#### Extrait fourni

Laélia Véron affiche ses 72 000 abonnés sur Twitter en citant Balzac. Sur son compte, elle évoque aussi les rapports de pouvoir qui sont en jeu derrière les mots de la langue de Molière. Son parcours, elle l’a construit au fil du temps et des rencontres. « Enfant, je ne connaissais pas le métier d’enseignante-chercheuse, dit-elle. Par contre, l’amour de la langue et de la littérature m’habite depuis petite. » Passée par l’École Normale Supérieure de Lyon, elle a grandi dans un hameau de la Drôme. Elle a ensuite découvert l’université d’Orléans lors d’un contrat d’Attachée Temporaire d’Enseignement et de Recherche (ATER). « J’ai aimé la faculté, ses équipes et le contact avec les élèves », relève-t-elle. De quoi la pousser à candidater, ensuite, au poste de maître de conférence en stylistique, sa spécialité. Une discipline découverte à l’ENS de Lyon auprès d’Éric Bordas, l’un de ses maîtres : « Il m’a donné envie, raconte Laélia Véron. Le pouvoir de la littérature, du langage m’a fascinée. Cela m’a amenée vers les sciences du langage et la sociologie jusqu’à la socio-stylistique. J’ai forgé ma propre méthode. C’est à la fois effrayant et stimulant. »

########
#### Extrait de données

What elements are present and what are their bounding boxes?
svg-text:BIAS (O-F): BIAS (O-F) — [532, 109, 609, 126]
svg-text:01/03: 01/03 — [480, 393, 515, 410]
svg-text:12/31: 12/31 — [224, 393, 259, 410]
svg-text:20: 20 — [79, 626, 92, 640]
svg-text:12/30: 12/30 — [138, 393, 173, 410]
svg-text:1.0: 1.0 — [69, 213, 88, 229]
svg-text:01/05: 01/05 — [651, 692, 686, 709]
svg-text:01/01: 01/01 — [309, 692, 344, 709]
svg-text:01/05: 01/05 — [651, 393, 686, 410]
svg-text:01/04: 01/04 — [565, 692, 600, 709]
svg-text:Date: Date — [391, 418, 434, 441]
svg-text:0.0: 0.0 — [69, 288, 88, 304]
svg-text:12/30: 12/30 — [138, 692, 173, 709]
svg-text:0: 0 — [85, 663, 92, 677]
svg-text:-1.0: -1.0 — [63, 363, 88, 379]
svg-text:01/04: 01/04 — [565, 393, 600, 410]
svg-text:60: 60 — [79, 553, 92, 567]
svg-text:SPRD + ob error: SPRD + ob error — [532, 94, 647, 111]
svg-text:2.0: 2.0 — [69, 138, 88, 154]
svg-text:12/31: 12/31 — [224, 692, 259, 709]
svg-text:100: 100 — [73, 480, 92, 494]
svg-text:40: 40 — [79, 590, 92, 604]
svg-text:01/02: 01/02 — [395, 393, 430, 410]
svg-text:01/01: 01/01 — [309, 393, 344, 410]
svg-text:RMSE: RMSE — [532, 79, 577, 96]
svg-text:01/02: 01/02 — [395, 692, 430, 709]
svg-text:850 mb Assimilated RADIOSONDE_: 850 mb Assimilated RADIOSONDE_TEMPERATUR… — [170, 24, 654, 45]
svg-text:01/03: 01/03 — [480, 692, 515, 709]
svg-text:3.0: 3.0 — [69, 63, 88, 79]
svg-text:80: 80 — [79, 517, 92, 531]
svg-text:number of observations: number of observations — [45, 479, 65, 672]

########
#### Extrait de données

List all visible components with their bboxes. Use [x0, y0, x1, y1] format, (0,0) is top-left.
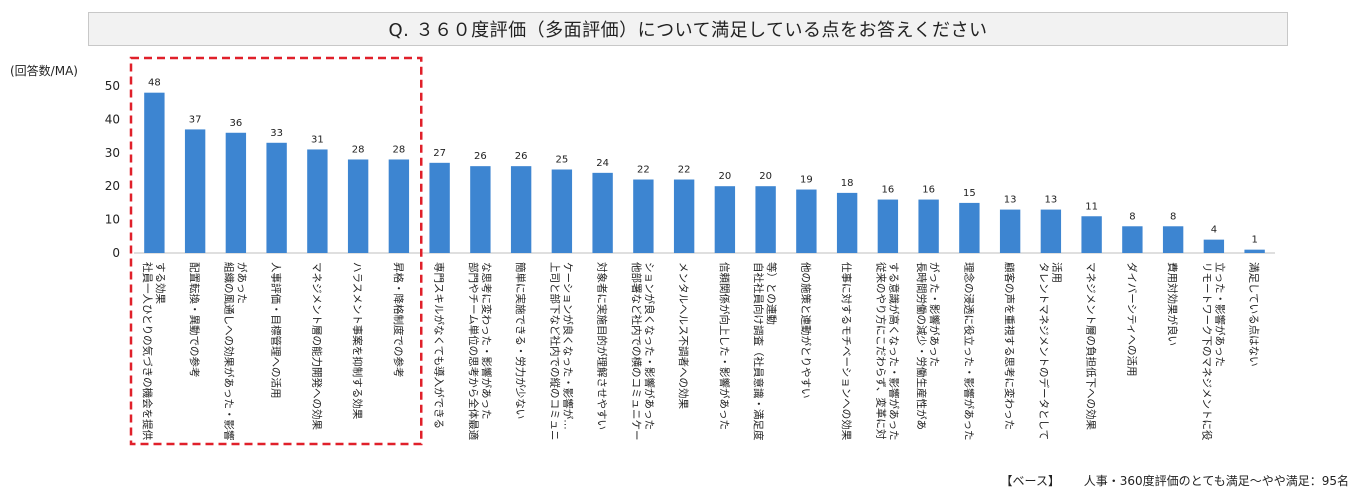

########
#### Extrait de données

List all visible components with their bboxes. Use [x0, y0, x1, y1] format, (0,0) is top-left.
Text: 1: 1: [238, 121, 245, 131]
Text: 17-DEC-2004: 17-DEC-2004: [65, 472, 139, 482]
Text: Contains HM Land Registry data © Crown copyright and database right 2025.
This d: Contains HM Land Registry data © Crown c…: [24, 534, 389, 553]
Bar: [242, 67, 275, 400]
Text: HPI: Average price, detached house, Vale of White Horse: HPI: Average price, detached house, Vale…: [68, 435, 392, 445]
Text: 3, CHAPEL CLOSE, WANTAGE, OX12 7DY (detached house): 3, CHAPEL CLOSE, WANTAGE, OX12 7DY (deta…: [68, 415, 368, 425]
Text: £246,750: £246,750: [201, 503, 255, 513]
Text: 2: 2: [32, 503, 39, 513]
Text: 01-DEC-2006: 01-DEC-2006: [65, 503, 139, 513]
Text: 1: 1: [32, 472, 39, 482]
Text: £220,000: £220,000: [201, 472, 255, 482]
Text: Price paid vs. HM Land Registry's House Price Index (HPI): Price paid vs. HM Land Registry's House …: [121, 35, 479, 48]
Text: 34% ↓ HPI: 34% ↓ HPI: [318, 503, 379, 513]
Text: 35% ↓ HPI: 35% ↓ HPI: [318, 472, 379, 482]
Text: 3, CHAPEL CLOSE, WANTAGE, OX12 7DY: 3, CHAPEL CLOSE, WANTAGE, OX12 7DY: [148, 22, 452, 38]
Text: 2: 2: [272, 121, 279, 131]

########

## Problème posé:
Selon le portrait de Laélia Véron, auprès de qui a-t-elle découvert la stylistique à l'ENS de Lyon ?

## Réponse:
Elle l'a découverte auprès d'Éric Bordas, l'un de ses maîtres.